==== Kutipan Halaman ====

Tren Soft Life Di Kalangan Generasi Z dalam Perspektif Islam

tren soft life
Tren Soft Life Di Kalangan Generasi Z dalam Perspektif Islam - Dokumen Pribadi
banner 468x60

Lebih-lebih lagi beberapa tahun ini, perkembangan dunia yang serba cepat dan munculnya problematik hidup akibat dari penerapan sistem kapitalis menjadikan orang harus bisa bekerja keras mencari materi sebanyak-banyaknya. Dalam sistem kapitalis, biaya hidup sangat tinggi termasuk biaya pendidikan, kesehatan, dan lain-lainnya (Marinda, 2025). Belum lagi, mereka harus mencapai prestasi yang tinggi dan mendapatkan pekerjaan yang baik agar dapat bertahan dalam persaingan berat kehidupan kapitalis. Kondisi ini membuat orang  harus bekerja sangat keras. Apa lagi, mereka memiliki jam kerja panjang—from nine to five—dan lanjut lembur atau punya beberapa pekerjaan sampingan (Yunita, 2024).

==== Entri Hasil Ekstraksi ====

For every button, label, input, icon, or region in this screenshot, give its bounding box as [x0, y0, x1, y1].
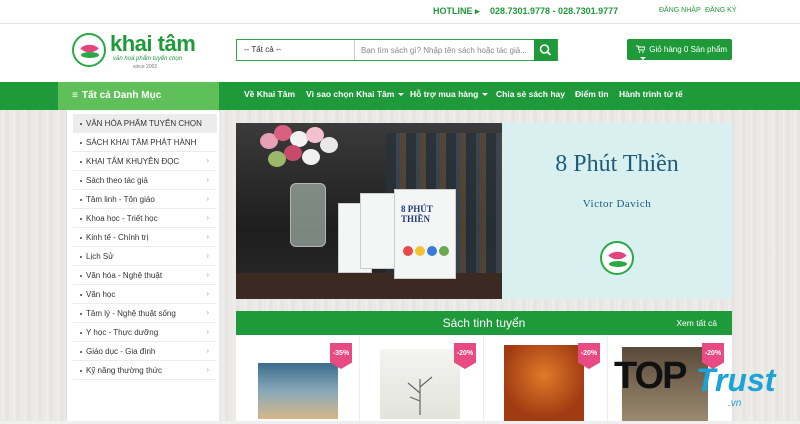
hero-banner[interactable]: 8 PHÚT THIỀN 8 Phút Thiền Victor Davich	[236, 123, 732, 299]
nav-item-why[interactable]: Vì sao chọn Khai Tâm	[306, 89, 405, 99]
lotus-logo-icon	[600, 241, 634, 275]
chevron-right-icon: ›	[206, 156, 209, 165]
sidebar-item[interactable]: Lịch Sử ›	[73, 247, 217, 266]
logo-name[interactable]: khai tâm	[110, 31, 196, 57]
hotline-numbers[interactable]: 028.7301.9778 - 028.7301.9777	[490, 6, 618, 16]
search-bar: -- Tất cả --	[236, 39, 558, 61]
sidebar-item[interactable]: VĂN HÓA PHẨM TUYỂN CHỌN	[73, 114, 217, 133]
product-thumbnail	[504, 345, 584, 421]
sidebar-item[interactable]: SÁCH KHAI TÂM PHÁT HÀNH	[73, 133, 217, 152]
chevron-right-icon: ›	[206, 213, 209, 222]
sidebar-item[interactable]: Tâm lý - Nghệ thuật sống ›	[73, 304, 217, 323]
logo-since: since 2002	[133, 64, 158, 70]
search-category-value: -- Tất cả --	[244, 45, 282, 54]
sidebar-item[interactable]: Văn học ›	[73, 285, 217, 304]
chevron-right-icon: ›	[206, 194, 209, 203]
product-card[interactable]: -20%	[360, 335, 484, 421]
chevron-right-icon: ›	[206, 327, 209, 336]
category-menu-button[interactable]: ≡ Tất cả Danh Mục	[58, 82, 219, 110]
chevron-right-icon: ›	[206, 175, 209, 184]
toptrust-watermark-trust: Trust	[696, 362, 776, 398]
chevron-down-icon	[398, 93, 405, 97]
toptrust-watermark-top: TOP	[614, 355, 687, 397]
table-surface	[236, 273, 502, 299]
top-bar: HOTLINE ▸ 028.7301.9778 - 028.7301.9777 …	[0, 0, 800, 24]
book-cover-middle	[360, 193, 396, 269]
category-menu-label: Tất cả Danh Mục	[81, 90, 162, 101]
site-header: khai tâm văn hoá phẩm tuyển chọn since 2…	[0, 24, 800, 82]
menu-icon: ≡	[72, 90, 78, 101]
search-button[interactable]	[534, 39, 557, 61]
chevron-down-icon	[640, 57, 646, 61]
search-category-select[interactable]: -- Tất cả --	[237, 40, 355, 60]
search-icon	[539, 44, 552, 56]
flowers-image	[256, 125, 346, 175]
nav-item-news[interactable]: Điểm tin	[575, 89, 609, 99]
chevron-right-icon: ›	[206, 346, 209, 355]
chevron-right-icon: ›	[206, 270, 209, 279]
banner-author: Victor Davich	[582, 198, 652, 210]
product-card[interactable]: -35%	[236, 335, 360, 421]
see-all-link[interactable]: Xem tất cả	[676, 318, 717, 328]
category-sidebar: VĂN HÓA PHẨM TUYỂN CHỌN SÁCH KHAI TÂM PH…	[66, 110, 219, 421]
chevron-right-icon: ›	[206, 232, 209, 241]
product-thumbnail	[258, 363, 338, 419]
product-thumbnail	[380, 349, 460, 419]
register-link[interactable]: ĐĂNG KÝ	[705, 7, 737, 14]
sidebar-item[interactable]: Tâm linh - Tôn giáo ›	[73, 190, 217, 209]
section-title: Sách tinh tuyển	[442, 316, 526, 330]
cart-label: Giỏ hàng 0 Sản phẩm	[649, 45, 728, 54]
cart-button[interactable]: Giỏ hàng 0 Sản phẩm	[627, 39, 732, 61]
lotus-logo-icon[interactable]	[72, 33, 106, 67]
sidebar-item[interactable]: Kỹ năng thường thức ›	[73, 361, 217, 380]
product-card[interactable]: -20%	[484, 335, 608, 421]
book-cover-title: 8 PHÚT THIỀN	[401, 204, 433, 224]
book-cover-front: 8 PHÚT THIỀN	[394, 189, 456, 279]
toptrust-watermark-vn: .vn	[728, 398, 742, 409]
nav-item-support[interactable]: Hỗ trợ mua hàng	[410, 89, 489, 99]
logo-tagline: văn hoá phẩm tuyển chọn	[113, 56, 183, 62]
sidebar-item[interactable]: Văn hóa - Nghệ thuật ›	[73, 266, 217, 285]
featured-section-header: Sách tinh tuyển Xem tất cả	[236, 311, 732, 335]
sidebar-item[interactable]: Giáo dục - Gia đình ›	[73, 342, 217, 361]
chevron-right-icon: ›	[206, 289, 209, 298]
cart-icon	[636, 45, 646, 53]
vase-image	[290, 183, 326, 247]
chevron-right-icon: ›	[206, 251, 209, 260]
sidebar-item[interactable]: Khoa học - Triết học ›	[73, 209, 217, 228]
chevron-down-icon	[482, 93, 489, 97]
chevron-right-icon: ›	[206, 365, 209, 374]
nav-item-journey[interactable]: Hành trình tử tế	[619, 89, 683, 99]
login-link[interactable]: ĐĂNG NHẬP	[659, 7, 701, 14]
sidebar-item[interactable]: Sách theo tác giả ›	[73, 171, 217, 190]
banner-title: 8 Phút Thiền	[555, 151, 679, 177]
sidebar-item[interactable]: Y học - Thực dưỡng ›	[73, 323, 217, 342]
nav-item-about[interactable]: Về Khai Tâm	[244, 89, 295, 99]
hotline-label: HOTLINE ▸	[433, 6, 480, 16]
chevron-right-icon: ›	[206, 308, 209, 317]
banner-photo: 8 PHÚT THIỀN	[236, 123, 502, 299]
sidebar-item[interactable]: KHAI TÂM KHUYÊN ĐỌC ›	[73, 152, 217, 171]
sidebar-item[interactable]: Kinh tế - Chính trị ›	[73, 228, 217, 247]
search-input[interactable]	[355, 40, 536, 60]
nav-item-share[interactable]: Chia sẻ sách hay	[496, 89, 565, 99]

====
==== Entri Hasil Ekstraksi ====

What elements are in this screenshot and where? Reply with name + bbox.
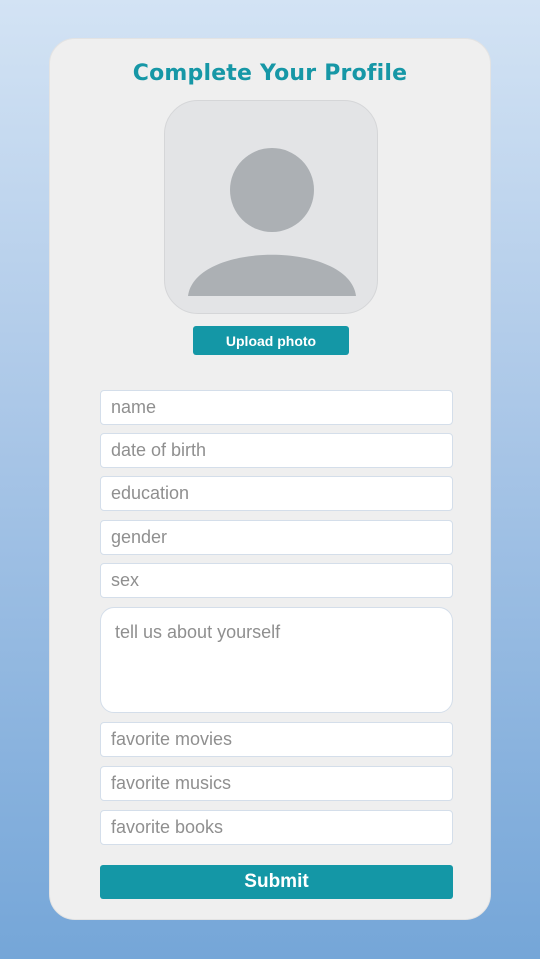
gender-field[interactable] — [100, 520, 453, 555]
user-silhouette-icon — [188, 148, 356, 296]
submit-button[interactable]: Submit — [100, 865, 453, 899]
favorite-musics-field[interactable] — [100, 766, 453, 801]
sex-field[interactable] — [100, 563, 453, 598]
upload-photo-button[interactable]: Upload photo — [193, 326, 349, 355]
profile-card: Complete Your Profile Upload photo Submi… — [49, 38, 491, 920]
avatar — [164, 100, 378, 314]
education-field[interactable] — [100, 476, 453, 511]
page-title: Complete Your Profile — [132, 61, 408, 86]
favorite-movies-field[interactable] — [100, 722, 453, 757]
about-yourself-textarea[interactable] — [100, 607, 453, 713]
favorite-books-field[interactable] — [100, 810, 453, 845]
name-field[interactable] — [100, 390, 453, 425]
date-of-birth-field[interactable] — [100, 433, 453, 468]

====

Hal yang Diharapkan:
Tuliskan kembali secara persis bagian artikel tentang tren soft life dari "Lebih-lebih lagi beberapa" sampai "sampingan (Yunita, 2024).". Catatan tersebut sama sekali tidak digunakan di sini.

Jawaban Tertulis:
Lebih-lebih lagi beberapa tahun ini, perkembangan dunia yang serba cepat dan munculnya problematik hidup akibat dari penerapan sistem kapitalis menjadikan orang harus bisa bekerja keras mencari materi sebanyak-banyaknya. Dalam sistem kapitalis, biaya hidup sangat tinggi termasuk biaya pendidikan, kesehatan, dan lain-lainnya (Marinda, 2025). Belum lagi, mereka harus mencapai prestasi yang tinggi dan mendapatkan pekerjaan yang baik agar dapat bertahan dalam persaingan berat kehidupan kapitalis. Kondisi ini membuat orang  harus bekerja sangat keras. Apa lagi, mereka memiliki jam kerja panjang—from nine to five—dan lanjut lembur atau punya beberapa pekerjaan sampingan (Yunita, 2024).